- [Excerpt]
•••••
By: Thomas A. Griesbach © 2020
In the last few weeks of 2019, Congress passed the SETTING EVERY COMMUNITY UP FOR RETIREMENT ENHANCEMENT ACT OF 2019 (the “SECURE ACT”) which, among other things, made drastic changes to the rules governing inherited retirement accounts. For many of us, our largest assets are our retirement accounts, and so the SECURE ACT greatly affects many of our estate plans.
Under the pre-SECURE ACT rules, most individuals who inherited a retirement account could withdraw the funds over their life expectancy, as yearly-required minimum distributions, deferring tax payment and spreading tax liability over many tax years, resulting in less dollars paid to Uncle Sam.
The SECURE ACT gets rid of the life expectancy payout option and replaces it with a ten-year rule. Under the ten-year rule, all funds in an inherited retirement account must be withdrawn by December 31 st of the year containing the tenth anniversary of the employee’s death. There is an exception for persons who qualify as Eligible Designated Beneficiaries. A surviving spouse, minor child, disabled individual, chronically ill individual, and person not less than 10 years younger than the employee are Eligible Designated Beneficiaries, and may still elect a life expectancy payout.
•••••
- [Problems and tasks]
A) Please decide whether each statement below agrees with the SECURE Act article, answering yes or no and quoting the words of the article that settle it. (i) Congress passed the SECURE Act in the last few weeks of 2019. (ii) The SECURE Act keeps the life expectancy payout option for every person who inherits a retirement account. (iii) A surviving spouse may still elect a life expectancy payout.
B) Write the next part of the SECURE Act article, picking up after its final sentence.

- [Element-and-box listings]
•••••
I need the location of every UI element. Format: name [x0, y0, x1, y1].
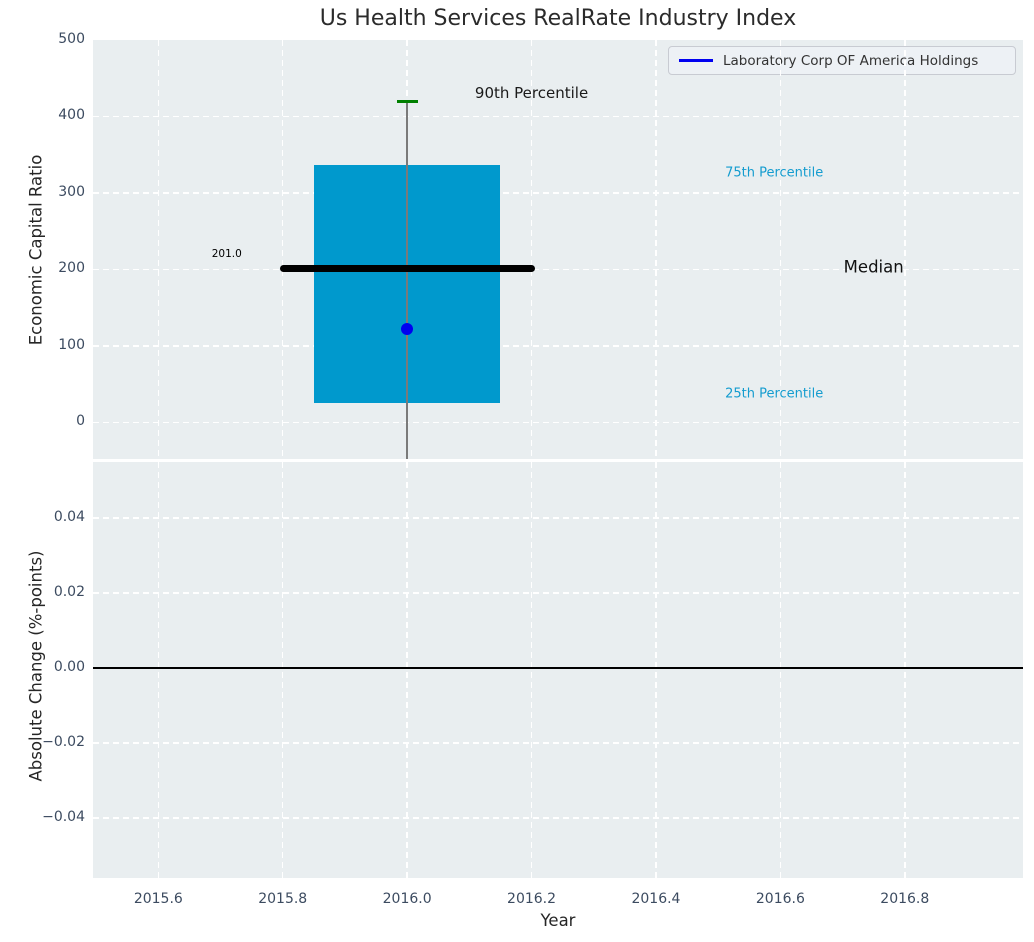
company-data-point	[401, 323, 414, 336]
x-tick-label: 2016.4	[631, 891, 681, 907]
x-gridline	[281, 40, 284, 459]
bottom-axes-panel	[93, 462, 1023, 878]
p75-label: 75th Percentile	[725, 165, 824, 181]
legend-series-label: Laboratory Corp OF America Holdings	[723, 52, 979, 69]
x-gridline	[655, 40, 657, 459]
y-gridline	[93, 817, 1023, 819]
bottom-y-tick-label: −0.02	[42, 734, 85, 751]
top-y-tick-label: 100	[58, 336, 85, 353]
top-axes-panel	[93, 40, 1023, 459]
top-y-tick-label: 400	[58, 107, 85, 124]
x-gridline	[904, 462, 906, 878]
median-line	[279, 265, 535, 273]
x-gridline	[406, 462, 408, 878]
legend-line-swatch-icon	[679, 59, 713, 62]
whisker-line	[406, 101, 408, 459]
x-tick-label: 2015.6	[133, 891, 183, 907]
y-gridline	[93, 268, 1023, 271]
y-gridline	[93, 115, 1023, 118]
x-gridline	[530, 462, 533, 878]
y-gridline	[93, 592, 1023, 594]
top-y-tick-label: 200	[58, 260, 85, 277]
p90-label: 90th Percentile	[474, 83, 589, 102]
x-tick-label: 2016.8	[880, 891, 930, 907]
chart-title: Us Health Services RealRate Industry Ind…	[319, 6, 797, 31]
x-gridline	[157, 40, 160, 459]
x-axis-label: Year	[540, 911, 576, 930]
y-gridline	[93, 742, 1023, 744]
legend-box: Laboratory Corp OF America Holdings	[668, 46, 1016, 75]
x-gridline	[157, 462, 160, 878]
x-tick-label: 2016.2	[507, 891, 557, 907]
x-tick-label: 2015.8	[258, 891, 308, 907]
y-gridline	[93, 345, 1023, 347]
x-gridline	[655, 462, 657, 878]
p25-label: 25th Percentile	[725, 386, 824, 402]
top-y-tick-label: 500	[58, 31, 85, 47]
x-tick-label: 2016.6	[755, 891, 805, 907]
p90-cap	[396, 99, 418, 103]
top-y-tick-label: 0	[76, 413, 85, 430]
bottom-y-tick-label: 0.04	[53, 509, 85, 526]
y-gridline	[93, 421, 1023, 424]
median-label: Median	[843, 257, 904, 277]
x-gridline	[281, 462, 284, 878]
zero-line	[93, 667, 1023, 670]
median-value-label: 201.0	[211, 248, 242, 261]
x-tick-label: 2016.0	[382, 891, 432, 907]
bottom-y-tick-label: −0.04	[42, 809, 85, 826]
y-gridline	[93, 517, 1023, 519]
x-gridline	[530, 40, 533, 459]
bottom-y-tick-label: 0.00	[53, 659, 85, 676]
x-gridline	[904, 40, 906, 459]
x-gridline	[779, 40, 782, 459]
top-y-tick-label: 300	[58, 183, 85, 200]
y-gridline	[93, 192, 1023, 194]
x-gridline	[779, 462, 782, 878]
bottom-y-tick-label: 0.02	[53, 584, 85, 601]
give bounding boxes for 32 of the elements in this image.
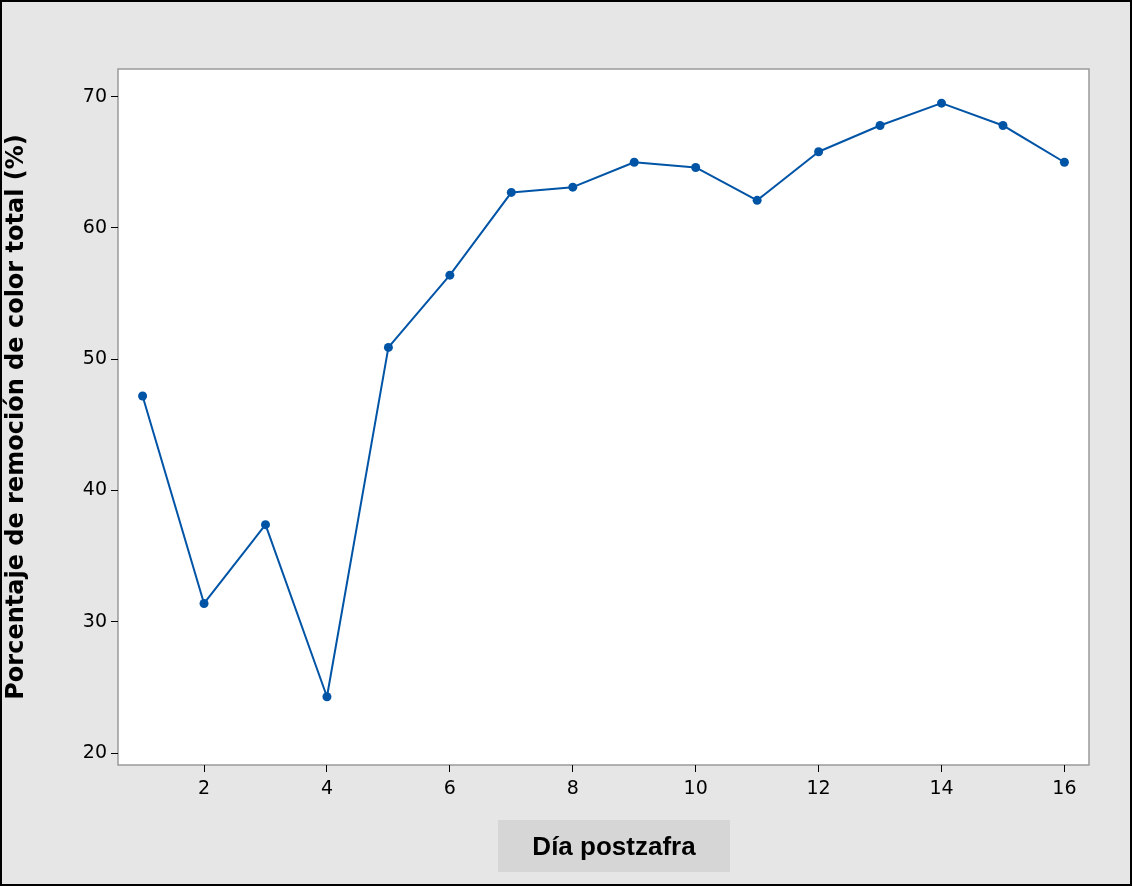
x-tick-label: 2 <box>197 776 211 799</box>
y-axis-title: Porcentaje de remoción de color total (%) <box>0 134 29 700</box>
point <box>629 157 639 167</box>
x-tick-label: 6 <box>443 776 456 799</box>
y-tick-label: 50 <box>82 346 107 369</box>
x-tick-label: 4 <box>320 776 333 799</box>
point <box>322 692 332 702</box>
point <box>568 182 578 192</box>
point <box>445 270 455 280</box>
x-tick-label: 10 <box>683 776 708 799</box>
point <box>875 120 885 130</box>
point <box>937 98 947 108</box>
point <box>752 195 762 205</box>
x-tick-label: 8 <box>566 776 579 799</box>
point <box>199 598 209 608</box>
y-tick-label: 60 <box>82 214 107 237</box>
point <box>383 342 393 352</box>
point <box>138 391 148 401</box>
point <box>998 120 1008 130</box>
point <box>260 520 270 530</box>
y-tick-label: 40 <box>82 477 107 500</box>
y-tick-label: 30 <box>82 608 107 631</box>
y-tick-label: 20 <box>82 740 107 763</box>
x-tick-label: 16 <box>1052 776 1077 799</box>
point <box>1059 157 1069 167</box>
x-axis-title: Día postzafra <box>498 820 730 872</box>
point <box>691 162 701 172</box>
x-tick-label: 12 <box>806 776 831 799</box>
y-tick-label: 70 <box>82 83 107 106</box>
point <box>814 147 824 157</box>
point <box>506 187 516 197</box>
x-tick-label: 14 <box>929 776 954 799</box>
•••••
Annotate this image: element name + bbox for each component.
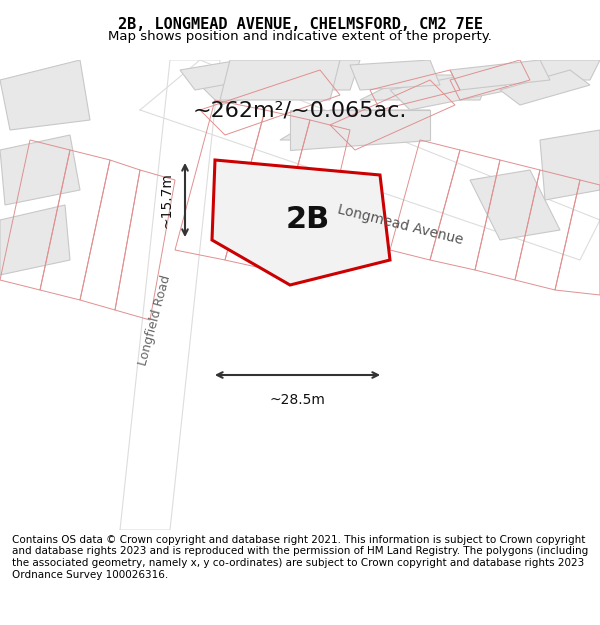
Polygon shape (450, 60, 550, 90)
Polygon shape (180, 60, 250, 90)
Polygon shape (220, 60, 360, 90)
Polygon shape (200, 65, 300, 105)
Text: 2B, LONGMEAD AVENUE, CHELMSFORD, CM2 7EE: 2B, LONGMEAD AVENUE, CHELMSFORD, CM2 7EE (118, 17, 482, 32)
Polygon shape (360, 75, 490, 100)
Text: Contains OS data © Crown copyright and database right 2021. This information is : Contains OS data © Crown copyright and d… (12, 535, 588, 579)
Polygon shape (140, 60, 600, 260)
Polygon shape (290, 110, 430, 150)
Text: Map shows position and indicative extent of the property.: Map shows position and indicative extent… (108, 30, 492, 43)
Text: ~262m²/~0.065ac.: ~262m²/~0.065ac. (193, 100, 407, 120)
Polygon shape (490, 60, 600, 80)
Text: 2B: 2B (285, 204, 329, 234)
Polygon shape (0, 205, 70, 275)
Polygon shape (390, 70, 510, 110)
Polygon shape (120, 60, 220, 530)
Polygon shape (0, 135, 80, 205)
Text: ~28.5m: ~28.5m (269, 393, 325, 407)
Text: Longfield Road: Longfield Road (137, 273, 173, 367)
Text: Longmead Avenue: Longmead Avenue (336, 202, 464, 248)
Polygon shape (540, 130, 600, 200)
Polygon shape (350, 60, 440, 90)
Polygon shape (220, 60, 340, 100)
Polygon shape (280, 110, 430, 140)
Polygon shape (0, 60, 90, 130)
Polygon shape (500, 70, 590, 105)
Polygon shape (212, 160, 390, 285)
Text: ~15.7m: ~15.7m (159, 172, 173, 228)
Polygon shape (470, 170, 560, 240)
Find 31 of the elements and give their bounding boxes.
•••••
- [Results of the exercise]
A)
(i) Yes: "In the last few weeks of 2019, Congress passed the SETTING EVERY COMMUNITY UP FOR RETIREMENT ENHANCEMENT ACT OF 2019"
(ii) No: "The SECURE ACT gets rid of the life expectancy payout option and replaces it with a ten-year rule."
(iii) Yes: "A surviving spouse, minor child, disabled individual, chronically ill individual, and person not less than 10 years younger than the employee are Eligible Designated Beneficiaries, and may still elect a life expectancy payout."

B)
I should caution that like most laws, it is not this simple. For example, a minor child is only an Eligible Designated Beneficiary until they reach the age of majority (at which point the ten-year rule kicks in), and there are specific definitions for disabled and chronically ill individuals. In addition, there is still a “no-designated beneficiary” trap which can result in a five-year withdrawal deadline and the spousal rollover option still remains available to a surviving spouse.
For those of us with modest sized retirement accounts and a number of children, the SECURE ACT may have little effect on our estate plans. For those of us with large retirement accounts and/or few children, plans to leave retirement funds (ROTH or Traditional) to grandchildren, or those who have designated a trust as beneficiary of their retirement assets, the SECURE ACT may have drastic implications. If you would like to discuss how the SECURE ACT affects your situation and possible solutions, a member of the Steimle Birschbach, LLC Estate Planning Team would be more than willing to conference with you. Please contact us directly at Business@SteimleBirschbach.com.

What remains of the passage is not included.